# TEXT PROVIDED
★ ★ ★ ★ ★

The DeskMat is a luxurious anti-fatigue floor mat that takes pressure off your feet while you’re standing at your standing desk. As you move from sitting to standing, just slide your DeskMat underneath the center of your standing desk and take the weight of your world off your feet. When you’re ready to sit back down, just pick up the mat and lean it up against the wall or your desk legs. This 3/4 inch thick anti-fatigue floor mat absorbs your foot pressure and the beveled edges prevent you from tripping over it.
NOTE: Not recommended for use with high heeled shoes or underneath an office chair.
- Dimensions are 32in Wide x 20in Deep x 3/4in Thick
- Solid one piece 100% non-toxic polyurethane construction
- Easy to clean
- Non slip bottom for support
- Strong surface is waterproof and stain-resistant
- Perfect accessory for any of our Standing Desks.
Q: Is the DeskMat waterproof?A: The surface of the DeskMat is sealed and water resistant; however, the bottom is not.
Q: Can I wear high heel shoes on the DeskMat?A: No, it is not advisable to wear high heel shoes. You can wear flat soled shoes or if you’re feeling adventuresome and want extra comfort, go with socks or bare feet!
Q: While the product description indicates that this mat is non-toxic, I would like clarification as to whether or not the mat contains any trace latex.A: The DeskMat does not contain any latex.
Q: Is it easy to move and will it stand on its end? I go from standing to sitting and will need to move it pretty often.A: Yes, it is very light and it can stand up on its side. You can lean it over against the wall or your desk legs while you transition back to sitting.
Q: Can I put my office chair on top of the mat or do I have to move it when switching to a standing position?A: While it is recommended that you only use it for standing on top of it, you can use an office chair on top of it. The only downside may be that it will wear out much faster with a chair as there is significant weight being placed on the small castor wheels of an office chair vs a foot which displaces the weight over a wider surface.

★ ★ ★ ★ ★

(Page segmentation data)
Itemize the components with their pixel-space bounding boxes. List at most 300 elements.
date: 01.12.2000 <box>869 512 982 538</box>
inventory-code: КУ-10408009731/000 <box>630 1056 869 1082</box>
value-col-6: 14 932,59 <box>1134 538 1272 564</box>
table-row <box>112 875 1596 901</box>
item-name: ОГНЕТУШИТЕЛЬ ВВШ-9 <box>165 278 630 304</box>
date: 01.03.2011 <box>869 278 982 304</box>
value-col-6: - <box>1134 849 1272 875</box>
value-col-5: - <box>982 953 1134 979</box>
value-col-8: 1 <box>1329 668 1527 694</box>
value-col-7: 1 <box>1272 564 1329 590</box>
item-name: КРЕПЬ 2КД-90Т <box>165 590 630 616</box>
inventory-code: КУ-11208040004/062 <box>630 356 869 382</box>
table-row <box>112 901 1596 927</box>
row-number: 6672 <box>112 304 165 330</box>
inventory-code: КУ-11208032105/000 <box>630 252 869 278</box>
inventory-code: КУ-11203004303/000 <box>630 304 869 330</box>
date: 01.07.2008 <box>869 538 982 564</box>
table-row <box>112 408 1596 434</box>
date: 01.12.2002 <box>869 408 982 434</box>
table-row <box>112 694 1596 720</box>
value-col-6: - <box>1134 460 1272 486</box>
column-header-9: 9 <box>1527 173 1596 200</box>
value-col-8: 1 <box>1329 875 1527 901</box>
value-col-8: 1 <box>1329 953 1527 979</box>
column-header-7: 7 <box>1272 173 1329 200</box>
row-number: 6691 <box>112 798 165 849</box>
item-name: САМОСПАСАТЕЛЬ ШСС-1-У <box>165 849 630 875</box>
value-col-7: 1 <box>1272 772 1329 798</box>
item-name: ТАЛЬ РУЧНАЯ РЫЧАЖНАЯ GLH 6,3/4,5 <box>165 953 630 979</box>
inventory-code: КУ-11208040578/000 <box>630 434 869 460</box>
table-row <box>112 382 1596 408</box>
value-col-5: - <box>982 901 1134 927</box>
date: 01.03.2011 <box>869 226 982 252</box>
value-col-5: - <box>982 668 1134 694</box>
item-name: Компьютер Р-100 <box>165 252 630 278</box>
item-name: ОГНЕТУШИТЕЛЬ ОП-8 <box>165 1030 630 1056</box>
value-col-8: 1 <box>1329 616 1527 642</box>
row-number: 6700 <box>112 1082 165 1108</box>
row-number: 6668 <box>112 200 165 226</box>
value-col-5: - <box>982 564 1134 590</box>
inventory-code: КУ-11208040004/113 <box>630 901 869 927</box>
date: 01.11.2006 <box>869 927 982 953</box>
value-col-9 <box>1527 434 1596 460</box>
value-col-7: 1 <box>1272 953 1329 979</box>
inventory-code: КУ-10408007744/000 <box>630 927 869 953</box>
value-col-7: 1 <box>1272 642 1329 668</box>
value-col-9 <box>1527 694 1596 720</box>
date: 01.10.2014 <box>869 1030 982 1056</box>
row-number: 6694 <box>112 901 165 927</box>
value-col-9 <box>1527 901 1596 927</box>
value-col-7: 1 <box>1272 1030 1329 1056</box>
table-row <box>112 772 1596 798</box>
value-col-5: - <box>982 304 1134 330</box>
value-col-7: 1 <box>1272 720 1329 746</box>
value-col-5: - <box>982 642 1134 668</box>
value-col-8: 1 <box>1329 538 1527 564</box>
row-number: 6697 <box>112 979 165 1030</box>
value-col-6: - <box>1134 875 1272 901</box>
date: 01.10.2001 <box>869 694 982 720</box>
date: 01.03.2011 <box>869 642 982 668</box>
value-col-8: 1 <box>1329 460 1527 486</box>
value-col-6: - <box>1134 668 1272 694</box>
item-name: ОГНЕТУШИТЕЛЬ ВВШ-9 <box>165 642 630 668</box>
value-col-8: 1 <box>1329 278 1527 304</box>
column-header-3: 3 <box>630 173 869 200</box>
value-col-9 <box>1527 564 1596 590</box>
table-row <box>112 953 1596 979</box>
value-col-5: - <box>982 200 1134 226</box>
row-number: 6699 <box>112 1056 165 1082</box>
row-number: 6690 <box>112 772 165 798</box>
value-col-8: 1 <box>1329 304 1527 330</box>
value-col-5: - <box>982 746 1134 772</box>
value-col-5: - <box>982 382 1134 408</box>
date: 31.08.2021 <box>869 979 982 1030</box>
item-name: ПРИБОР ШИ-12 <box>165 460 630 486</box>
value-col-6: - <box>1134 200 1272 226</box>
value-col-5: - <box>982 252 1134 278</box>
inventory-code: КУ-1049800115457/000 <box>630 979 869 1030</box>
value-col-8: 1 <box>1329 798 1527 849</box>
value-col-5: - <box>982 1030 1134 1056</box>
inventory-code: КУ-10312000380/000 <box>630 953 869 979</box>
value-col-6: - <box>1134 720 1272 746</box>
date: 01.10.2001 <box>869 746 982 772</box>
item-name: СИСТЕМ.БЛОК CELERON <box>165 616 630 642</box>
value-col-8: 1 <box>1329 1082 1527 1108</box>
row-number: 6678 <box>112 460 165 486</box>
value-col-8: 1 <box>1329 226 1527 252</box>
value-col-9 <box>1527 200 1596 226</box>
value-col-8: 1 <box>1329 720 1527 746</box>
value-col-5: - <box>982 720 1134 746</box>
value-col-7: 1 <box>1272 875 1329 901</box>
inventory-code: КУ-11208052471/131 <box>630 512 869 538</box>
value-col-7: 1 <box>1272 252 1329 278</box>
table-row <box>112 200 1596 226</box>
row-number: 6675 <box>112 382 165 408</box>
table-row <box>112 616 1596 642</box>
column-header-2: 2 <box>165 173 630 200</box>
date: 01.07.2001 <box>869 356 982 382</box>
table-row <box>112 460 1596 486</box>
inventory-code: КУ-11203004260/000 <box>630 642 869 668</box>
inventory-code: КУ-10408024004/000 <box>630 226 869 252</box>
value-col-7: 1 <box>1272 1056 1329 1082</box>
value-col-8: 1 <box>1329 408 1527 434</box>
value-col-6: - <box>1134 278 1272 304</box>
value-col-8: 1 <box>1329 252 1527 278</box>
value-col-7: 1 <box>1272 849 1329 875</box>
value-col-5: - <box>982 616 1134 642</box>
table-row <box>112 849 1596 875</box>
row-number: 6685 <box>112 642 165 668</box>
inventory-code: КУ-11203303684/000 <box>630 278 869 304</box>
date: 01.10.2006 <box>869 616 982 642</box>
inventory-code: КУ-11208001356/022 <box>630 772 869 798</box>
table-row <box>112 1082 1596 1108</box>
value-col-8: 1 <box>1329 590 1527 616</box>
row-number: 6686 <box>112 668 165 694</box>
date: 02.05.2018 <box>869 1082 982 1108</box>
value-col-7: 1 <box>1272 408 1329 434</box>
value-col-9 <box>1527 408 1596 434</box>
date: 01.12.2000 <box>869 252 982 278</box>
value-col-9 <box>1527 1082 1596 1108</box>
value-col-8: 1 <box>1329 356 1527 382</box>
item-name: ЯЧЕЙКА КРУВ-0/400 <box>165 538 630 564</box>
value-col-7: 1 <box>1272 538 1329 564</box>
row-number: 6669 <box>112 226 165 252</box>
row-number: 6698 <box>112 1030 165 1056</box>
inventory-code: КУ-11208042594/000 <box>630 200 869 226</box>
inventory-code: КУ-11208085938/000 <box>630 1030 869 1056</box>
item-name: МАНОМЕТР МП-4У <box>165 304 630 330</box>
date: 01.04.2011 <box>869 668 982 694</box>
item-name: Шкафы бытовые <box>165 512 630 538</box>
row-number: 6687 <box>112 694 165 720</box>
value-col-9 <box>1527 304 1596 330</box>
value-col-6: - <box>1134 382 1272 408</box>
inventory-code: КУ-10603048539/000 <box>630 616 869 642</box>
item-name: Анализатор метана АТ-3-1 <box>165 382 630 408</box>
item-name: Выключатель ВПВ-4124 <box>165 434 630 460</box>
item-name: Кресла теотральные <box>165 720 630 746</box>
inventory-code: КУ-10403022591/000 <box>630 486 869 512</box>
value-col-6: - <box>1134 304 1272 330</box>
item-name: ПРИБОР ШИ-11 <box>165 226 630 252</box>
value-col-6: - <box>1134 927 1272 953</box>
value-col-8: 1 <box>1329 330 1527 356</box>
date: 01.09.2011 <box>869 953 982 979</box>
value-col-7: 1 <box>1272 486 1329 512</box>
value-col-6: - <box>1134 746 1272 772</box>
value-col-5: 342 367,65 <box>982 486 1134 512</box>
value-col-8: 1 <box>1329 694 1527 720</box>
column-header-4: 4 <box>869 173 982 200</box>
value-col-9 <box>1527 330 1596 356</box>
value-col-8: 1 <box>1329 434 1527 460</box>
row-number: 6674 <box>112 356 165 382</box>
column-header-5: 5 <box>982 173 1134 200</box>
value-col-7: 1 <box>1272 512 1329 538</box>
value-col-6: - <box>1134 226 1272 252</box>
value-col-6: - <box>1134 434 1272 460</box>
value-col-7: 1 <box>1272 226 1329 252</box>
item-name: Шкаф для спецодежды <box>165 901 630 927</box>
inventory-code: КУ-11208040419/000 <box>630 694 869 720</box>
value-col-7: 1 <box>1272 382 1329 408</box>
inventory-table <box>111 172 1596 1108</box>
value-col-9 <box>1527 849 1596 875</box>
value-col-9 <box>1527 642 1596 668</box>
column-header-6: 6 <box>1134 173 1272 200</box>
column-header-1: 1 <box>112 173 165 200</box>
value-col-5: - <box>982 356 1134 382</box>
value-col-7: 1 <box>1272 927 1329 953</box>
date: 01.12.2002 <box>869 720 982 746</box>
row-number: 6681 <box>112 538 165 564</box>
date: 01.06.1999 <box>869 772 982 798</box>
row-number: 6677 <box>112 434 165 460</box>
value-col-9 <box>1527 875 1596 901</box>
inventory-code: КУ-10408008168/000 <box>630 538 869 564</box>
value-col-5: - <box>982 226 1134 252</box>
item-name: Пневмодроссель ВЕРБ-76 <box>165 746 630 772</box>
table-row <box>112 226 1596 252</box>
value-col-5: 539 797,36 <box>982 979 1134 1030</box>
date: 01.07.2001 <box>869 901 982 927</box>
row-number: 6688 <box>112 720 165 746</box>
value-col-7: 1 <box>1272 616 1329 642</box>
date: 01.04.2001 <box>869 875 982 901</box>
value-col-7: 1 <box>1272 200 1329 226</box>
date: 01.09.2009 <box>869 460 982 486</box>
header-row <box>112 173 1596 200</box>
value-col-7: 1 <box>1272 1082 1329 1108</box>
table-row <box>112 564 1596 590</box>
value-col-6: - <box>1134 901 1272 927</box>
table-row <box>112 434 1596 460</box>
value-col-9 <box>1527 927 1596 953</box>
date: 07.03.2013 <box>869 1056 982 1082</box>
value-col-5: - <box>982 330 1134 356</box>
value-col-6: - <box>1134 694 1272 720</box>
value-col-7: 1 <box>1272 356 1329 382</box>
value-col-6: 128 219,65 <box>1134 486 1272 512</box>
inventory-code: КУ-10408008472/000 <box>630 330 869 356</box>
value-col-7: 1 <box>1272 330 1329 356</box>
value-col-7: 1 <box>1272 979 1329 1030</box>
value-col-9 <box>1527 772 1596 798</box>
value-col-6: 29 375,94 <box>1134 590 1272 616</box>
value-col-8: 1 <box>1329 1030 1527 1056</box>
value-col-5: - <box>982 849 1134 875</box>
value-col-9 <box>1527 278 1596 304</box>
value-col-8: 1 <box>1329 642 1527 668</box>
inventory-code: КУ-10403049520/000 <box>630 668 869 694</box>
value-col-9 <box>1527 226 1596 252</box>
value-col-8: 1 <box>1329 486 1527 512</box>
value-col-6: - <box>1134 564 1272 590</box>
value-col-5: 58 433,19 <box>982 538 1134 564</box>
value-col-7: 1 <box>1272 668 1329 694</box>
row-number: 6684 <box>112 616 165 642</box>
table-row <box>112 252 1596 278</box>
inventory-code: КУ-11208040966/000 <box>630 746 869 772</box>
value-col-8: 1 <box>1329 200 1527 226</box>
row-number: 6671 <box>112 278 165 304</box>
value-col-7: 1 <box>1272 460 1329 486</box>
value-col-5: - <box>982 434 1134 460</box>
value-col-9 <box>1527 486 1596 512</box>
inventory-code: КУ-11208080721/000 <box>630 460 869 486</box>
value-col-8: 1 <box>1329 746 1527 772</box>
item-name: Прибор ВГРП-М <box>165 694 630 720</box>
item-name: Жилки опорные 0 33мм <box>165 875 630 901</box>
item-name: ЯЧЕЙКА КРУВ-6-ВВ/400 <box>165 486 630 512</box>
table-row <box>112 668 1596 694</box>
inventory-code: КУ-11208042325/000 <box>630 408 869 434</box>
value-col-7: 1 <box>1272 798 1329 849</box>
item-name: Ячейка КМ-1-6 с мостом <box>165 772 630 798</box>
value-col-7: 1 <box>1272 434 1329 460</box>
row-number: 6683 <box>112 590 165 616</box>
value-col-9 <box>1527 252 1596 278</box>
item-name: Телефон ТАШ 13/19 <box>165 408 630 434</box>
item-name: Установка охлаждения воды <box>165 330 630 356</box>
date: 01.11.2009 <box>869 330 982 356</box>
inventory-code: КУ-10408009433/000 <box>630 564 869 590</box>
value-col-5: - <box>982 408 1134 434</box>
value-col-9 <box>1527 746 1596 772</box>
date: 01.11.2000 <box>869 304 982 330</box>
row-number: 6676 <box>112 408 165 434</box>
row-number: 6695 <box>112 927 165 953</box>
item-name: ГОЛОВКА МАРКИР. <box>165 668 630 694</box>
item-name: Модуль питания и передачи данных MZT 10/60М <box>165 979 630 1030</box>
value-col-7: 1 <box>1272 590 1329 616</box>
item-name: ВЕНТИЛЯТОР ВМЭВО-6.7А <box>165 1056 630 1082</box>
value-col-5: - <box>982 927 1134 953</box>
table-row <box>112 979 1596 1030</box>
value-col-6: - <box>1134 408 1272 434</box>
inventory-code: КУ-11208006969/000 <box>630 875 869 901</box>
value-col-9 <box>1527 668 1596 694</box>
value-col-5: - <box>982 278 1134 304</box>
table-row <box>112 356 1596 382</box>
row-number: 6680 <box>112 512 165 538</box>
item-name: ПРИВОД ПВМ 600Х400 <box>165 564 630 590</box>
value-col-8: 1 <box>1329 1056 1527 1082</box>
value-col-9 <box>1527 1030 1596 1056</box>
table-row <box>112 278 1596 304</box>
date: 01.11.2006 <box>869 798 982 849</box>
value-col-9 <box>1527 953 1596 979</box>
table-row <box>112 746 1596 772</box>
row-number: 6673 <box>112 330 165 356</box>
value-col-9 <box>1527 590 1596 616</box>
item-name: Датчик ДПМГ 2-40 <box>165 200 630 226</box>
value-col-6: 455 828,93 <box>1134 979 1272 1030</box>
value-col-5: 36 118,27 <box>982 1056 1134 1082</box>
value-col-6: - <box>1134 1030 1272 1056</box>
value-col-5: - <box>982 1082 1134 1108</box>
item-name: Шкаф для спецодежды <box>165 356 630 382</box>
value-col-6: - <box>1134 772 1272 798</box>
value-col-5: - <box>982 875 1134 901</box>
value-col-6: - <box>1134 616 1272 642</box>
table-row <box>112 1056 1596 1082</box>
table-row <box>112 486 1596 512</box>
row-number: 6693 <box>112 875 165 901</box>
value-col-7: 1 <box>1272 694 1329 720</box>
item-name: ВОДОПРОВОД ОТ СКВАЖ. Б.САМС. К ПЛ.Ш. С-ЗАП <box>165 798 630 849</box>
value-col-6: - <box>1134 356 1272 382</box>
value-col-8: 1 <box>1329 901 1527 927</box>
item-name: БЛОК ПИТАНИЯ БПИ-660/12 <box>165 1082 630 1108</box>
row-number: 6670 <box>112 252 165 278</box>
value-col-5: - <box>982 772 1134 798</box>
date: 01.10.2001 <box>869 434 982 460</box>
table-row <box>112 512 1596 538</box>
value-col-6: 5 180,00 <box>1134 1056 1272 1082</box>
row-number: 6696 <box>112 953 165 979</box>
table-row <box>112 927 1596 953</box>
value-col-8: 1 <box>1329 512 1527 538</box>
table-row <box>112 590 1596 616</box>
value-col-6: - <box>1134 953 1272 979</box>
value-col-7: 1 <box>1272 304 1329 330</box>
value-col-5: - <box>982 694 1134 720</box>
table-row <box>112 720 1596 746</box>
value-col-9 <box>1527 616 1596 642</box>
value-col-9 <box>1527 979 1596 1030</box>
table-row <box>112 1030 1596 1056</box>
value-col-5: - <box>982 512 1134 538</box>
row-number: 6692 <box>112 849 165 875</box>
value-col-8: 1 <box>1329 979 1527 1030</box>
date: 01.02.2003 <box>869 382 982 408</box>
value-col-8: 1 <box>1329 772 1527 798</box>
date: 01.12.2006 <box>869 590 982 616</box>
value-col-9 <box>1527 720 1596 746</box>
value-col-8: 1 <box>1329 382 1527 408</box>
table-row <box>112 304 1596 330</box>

★ ★ ★ ★ ★

# EXERCISE INSTRUCTIONS
Reproduce everything in the DeskMat product description from "NOTE: Not recommended" down to "bottom is not.".

# PROBLEM SOLUTION
NOTE: Not recommended for use with high heeled shoes or underneath an office chair.
- Dimensions are 32in Wide x 20in Deep x 3/4in Thick
- Solid one piece 100% non-toxic polyurethane construction
- Easy to clean
- Non slip bottom for support
- Strong surface is waterproof and stain-resistant
- Perfect accessory for any of our Standing Desks.
Q: Is the DeskMat waterproof?A: The surface of the DeskMat is sealed and water resistant; however, the bottom is not.